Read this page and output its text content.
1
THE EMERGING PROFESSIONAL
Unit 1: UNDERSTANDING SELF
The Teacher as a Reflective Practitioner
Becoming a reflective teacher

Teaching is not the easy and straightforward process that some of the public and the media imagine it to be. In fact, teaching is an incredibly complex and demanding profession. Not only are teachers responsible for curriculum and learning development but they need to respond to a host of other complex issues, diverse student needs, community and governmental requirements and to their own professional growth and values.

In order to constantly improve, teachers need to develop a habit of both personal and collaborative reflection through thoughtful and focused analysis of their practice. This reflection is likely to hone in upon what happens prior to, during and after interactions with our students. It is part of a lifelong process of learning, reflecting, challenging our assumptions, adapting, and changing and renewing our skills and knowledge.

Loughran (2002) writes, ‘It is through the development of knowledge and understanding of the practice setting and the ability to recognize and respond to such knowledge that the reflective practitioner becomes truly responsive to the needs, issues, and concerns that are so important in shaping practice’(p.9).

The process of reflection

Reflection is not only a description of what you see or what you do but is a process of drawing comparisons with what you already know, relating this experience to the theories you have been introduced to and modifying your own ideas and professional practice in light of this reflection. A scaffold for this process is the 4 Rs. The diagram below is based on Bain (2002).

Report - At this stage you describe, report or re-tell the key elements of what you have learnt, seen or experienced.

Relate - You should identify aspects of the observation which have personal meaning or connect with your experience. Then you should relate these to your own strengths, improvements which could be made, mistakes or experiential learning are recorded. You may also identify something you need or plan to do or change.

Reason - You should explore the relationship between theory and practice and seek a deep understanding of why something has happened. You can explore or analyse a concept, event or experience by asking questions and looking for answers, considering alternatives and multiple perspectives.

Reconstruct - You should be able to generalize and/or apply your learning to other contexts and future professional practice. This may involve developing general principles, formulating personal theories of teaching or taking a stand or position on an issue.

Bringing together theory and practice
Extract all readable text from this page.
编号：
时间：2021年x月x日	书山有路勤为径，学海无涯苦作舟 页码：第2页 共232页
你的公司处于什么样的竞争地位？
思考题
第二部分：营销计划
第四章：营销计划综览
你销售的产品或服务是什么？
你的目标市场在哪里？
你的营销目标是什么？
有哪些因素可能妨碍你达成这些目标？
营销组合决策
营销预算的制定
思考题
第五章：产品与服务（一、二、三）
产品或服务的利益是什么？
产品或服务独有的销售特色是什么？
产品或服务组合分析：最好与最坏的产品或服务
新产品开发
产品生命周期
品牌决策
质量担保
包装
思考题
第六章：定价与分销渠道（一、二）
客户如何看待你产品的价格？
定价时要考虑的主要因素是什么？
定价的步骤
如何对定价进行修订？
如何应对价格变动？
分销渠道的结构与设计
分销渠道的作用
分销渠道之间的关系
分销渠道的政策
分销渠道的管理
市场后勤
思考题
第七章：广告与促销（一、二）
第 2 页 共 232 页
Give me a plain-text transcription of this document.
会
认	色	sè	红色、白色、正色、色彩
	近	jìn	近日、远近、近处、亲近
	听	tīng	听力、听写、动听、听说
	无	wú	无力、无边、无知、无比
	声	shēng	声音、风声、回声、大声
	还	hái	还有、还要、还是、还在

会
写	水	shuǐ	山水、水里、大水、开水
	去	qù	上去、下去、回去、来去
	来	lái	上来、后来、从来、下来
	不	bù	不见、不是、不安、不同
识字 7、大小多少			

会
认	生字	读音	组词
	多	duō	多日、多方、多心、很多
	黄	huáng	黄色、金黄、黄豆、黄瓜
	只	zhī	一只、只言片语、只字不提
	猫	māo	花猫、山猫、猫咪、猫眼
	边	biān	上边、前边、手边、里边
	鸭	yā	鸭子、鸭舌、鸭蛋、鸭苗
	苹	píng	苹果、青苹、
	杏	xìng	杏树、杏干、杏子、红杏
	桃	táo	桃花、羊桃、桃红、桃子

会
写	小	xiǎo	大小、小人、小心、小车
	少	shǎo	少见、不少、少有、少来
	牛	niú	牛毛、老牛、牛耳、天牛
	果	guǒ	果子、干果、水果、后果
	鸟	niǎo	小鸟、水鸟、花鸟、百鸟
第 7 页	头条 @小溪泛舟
++++++
▶ Task directions
Repeat the data verbatim.

▶ Output
Read this page and output its text content.
1
THE EMERGING PROFESSIONAL
Unit 1: UNDERSTANDING SELF
The Teacher as a Reflective Practitioner
Becoming a reflective teacher

Teaching is not the easy and straightforward process that some of the public and the media imagine it to be. In fact, teaching is an incredibly complex and demanding profession. Not only are teachers responsible for curriculum and learning development but they need to respond to a host of other complex issues, diverse student needs, community and governmental requirements and to their own professional growth and values.

In order to constantly improve, teachers need to develop a habit of both personal and collaborative reflection through thoughtful and focused analysis of their practice. This reflection is likely to hone in upon what happens prior to, during and after interactions with our students. It is part of a lifelong process of learning, reflecting, challenging our assumptions, adapting, and changing and renewing our skills and knowledge.

Loughran (2002) writes, ‘It is through the development of knowledge and understanding of the practice setting and the ability to recognize and respond to such knowledge that the reflective practitioner becomes truly responsive to the needs, issues, and concerns that are so important in shaping practice’(p.9).

The process of reflection

Reflection is not only a description of what you see or what you do but is a process of drawing comparisons with what you already know, relating this experience to the theories you have been introduced to and modifying your own ideas and professional practice in light of this reflection. A scaffold for this process is the 4 Rs. The diagram below is based on Bain (2002).

Report - At this stage you describe, report or re-tell the key elements of what you have learnt, seen or experienced.

Relate - You should identify aspects of the observation which have personal meaning or connect with your experience. Then you should relate these to your own strengths, improvements which could be made, mistakes or experiential learning are recorded. You may also identify something you need or plan to do or change.

Reason - You should explore the relationship between theory and practice and seek a deep understanding of why something has happened. You can explore or analyse a concept, event or experience by asking questions and looking for answers, considering alternatives and multiple perspectives.

Reconstruct - You should be able to generalize and/or apply your learning to other contexts and future professional practice. This may involve developing general principles, formulating personal theories of teaching or taking a stand or position on an issue.

Bringing together theory and practice
Extract all readable text from this page.
编号：
时间：2021年x月x日	书山有路勤为径，学海无涯苦作舟 页码：第2页 共232页
你的公司处于什么样的竞争地位？
思考题
第二部分：营销计划
第四章：营销计划综览
你销售的产品或服务是什么？
你的目标市场在哪里？
你的营销目标是什么？
有哪些因素可能妨碍你达成这些目标？
营销组合决策
营销预算的制定
思考题
第五章：产品与服务（一、二、三）
产品或服务的利益是什么？
产品或服务独有的销售特色是什么？
产品或服务组合分析：最好与最坏的产品或服务
新产品开发
产品生命周期
品牌决策
质量担保
包装
思考题
第六章：定价与分销渠道（一、二）
客户如何看待你产品的价格？
定价时要考虑的主要因素是什么？
定价的步骤
如何对定价进行修订？
如何应对价格变动？
分销渠道的结构与设计
分销渠道的作用
分销渠道之间的关系
分销渠道的政策
分销渠道的管理
市场后勤
思考题
第七章：广告与促销（一、二）
第 2 页 共 232 页
Give me a plain-text transcription of this document.
会
认	色	sè	红色、白色、正色、色彩
	近	jìn	近日、远近、近处、亲近
	听	tīng	听力、听写、动听、听说
	无	wú	无力、无边、无知、无比
	声	shēng	声音、风声、回声、大声
	还	hái	还有、还要、还是、还在

会
写	水	shuǐ	山水、水里、大水、开水
	去	qù	上去、下去、回去、来去
	来	lái	上来、后来、从来、下来
	不	bù	不见、不是、不安、不同
识字 7、大小多少			

会
认	生字	读音	组词
	多	duō	多日、多方、多心、很多
	黄	huáng	黄色、金黄、黄豆、黄瓜
	只	zhī	一只、只言片语、只字不提
	猫	māo	花猫、山猫、猫咪、猫眼
	边	biān	上边、前边、手边、里边
	鸭	yā	鸭子、鸭舌、鸭蛋、鸭苗
	苹	píng	苹果、青苹、
	杏	xìng	杏树、杏干、杏子、红杏
	桃	táo	桃花、羊桃、桃红、桃子

会
写	小	xiǎo	大小、小人、小心、小车
	少	shǎo	少见、不少、少有、少来
	牛	niú	牛毛、老牛、牛耳、天牛
	果	guǒ	果子、干果、水果、后果
	鸟	niǎo	小鸟、水鸟、花鸟、百鸟
第 7 页	头条 @小溪泛舟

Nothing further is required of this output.